╭─ Raw records

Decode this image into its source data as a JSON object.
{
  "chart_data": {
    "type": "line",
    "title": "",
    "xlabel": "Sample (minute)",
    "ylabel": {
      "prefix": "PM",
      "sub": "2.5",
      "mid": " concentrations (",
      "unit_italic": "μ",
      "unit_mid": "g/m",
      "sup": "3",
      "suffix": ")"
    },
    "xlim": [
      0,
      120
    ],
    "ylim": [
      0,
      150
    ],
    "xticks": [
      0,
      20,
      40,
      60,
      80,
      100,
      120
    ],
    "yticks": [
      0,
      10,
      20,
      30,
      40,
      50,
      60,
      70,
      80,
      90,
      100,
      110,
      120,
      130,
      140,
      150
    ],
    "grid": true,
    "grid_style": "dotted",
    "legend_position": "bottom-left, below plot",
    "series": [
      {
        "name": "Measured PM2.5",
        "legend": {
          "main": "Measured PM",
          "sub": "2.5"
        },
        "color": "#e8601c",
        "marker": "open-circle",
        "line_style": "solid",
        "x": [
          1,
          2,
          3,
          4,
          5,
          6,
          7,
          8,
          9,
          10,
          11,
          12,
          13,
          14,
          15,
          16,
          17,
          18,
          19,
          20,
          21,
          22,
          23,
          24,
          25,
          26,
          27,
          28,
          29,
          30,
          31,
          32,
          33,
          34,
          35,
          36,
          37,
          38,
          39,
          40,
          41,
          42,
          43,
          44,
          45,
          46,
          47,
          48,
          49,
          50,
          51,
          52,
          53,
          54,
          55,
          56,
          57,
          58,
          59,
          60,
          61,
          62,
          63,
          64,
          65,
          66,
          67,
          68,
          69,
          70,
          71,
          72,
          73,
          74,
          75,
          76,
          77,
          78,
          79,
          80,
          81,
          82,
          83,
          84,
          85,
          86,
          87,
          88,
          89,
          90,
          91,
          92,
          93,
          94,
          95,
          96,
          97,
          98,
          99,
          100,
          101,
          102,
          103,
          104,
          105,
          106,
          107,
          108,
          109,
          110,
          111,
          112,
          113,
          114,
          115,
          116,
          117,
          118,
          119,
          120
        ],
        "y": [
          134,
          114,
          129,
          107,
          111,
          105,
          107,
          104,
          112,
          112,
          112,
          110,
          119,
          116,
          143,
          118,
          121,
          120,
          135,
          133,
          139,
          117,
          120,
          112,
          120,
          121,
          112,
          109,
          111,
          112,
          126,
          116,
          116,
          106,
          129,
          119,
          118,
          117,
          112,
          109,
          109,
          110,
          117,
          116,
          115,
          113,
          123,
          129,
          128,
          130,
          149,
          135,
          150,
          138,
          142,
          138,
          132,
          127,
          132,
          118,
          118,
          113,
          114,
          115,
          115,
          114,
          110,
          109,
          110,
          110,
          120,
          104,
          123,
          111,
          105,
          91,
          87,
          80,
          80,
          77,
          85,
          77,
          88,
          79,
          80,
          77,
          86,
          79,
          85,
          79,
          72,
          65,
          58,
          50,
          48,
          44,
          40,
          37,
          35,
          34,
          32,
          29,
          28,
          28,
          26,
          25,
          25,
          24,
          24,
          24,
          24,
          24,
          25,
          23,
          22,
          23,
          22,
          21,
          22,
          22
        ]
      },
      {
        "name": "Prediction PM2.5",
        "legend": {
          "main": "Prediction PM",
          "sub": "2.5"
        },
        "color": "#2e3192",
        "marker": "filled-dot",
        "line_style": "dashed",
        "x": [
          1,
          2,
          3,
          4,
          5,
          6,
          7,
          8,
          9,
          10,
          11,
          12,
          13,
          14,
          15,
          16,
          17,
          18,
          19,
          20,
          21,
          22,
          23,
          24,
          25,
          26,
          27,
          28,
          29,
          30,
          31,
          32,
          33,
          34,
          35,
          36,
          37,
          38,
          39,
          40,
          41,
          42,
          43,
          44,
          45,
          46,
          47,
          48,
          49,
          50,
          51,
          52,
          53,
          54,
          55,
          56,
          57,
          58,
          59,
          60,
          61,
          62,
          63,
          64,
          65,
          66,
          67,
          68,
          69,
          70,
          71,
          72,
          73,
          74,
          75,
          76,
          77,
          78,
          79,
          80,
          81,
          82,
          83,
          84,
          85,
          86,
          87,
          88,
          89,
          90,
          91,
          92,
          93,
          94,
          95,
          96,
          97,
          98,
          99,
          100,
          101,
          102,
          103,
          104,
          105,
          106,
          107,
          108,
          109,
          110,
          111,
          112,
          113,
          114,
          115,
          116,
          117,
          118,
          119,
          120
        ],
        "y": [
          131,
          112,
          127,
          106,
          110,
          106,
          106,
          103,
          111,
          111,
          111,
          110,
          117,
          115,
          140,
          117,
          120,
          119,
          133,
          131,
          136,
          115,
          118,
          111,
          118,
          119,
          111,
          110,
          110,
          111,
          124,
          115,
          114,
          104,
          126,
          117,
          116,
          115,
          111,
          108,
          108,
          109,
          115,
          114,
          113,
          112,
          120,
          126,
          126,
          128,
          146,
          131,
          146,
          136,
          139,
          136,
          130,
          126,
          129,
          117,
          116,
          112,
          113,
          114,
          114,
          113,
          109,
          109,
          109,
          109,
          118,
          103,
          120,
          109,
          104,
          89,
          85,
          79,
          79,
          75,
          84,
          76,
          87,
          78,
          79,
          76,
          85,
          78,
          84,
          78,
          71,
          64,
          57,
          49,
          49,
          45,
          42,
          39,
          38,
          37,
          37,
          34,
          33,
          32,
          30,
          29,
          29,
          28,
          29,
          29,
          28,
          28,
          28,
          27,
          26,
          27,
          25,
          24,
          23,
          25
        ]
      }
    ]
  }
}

╰─

### Problem requirements
The records above must be repeated exactly, every one of them.

### Solution to this task
Decode this image into its source data as a JSON object.
{
  "chart_data": {
    "type": "line",
    "title": "",
    "xlabel": "Sample (minute)",
    "ylabel": {
      "prefix": "PM",
      "sub": "2.5",
      "mid": " concentrations (",
      "unit_italic": "μ",
      "unit_mid": "g/m",
      "sup": "3",
      "suffix": ")"
    },
    "xlim": [
      0,
      120
    ],
    "ylim": [
      0,
      150
    ],
    "xticks": [
      0,
      20,
      40,
      60,
      80,
      100,
      120
    ],
    "yticks": [
      0,
      10,
      20,
      30,
      40,
      50,
      60,
      70,
      80,
      90,
      100,
      110,
      120,
      130,
      140,
      150
    ],
    "grid": true,
    "grid_style": "dotted",
    "legend_position": "bottom-left, below plot",
    "series": [
      {
        "name": "Measured PM2.5",
        "legend": {
          "main": "Measured PM",
          "sub": "2.5"
        },
        "color": "#e8601c",
        "marker": "open-circle",
        "line_style": "solid",
        "x": [
          1,
          2,
          3,
          4,
          5,
          6,
          7,
          8,
          9,
          10,
          11,
          12,
          13,
          14,
          15,
          16,
          17,
          18,
          19,
          20,
          21,
          22,
          23,
          24,
          25,
          26,
          27,
          28,
          29,
          30,
          31,
          32,
          33,
          34,
          35,
          36,
          37,
          38,
          39,
          40,
          41,
          42,
          43,
          44,
          45,
          46,
          47,
          48,
          49,
          50,
          51,
          52,
          53,
          54,
          55,
          56,
          57,
          58,
          59,
          60,
          61,
          62,
          63,
          64,
          65,
          66,
          67,
          68,
          69,
          70,
          71,
          72,
          73,
          74,
          75,
          76,
          77,
          78,
          79,
          80,
          81,
          82,
          83,
          84,
          85,
          86,
          87,
          88,
          89,
          90,
          91,
          92,
          93,
          94,
          95,
          96,
          97,
          98,
          99,
          100,
          101,
          102,
          103,
          104,
          105,
          106,
          107,
          108,
          109,
          110,
          111,
          112,
          113,
          114,
          115,
          116,
          117,
          118,
          119,
          120
        ],
        "y": [
          134,
          114,
          129,
          107,
          111,
          105,
          107,
          104,
          112,
          112,
          112,
          110,
          119,
          116,
          143,
          118,
          121,
          120,
          135,
          133,
          139,
          117,
          120,
          112,
          120,
          121,
          112,
          109,
          111,
          112,
          126,
          116,
          116,
          106,
          129,
          119,
          118,
          117,
          112,
          109,
          109,
          110,
          117,
          116,
          115,
          113,
          123,
          129,
          128,
          130,
          149,
          135,
          150,
          138,
          142,
          138,
          132,
          127,
          132,
          118,
          118,
          113,
          114,
          115,
          115,
          114,
          110,
          109,
          110,
          110,
          120,
          104,
          123,
          111,
          105,
          91,
          87,
          80,
          80,
          77,
          85,
          77,
          88,
          79,
          80,
          77,
          86,
          79,
          85,
          79,
          72,
          65,
          58,
          50,
          48,
          44,
          40,
          37,
          35,
          34,
          32,
          29,
          28,
          28,
          26,
          25,
          25,
          24,
          24,
          24,
          24,
          24,
          25,
          23,
          22,
          23,
          22,
          21,
          22,
          22
        ]
      },
      {
        "name": "Prediction PM2.5",
        "legend": {
          "main": "Prediction PM",
          "sub": "2.5"
        },
        "color": "#2e3192",
        "marker": "filled-dot",
        "line_style": "dashed",
        "x": [
          1,
          2,
          3,
          4,
          5,
          6,
          7,
          8,
          9,
          10,
          11,
          12,
          13,
          14,
          15,
          16,
          17,
          18,
          19,
          20,
          21,
          22,
          23,
          24,
          25,
          26,
          27,
          28,
          29,
          30,
          31,
          32,
          33,
          34,
          35,
          36,
          37,
          38,
          39,
          40,
          41,
          42,
          43,
          44,
          45,
          46,
          47,
          48,
          49,
          50,
          51,
          52,
          53,
          54,
          55,
          56,
          57,
          58,
          59,
          60,
          61,
          62,
          63,
          64,
          65,
          66,
          67,
          68,
          69,
          70,
          71,
          72,
          73,
          74,
          75,
          76,
          77,
          78,
          79,
          80,
          81,
          82,
          83,
          84,
          85,
          86,
          87,
          88,
          89,
          90,
          91,
          92,
          93,
          94,
          95,
          96,
          97,
          98,
          99,
          100,
          101,
          102,
          103,
          104,
          105,
          106,
          107,
          108,
          109,
          110,
          111,
          112,
          113,
          114,
          115,
          116,
          117,
          118,
          119,
          120
        ],
        "y": [
          131,
          112,
          127,
          106,
          110,
          106,
          106,
          103,
          111,
          111,
          111,
          110,
          117,
          115,
          140,
          117,
          120,
          119,
          133,
          131,
          136,
          115,
          118,
          111,
          118,
          119,
          111,
          110,
          110,
          111,
          124,
          115,
          114,
          104,
          126,
          117,
          116,
          115,
          111,
          108,
          108,
          109,
          115,
          114,
          113,
          112,
          120,
          126,
          126,
          128,
          146,
          131,
          146,
          136,
          139,
          136,
          130,
          126,
          129,
          117,
          116,
          112,
          113,
          114,
          114,
          113,
          109,
          109,
          109,
          109,
          118,
          103,
          120,
          109,
          104,
          89,
          85,
          79,
          79,
          75,
          84,
          76,
          87,
          78,
          79,
          76,
          85,
          78,
          84,
          78,
          71,
          64,
          57,
          49,
          49,
          45,
          42,
          39,
          38,
          37,
          37,
          34,
          33,
          32,
          30,
          29,
          29,
          28,
          29,
          29,
          28,
          28,
          28,
          27,
          26,
          27,
          25,
          24,
          23,
          25
        ]
      }
    ]
  }
}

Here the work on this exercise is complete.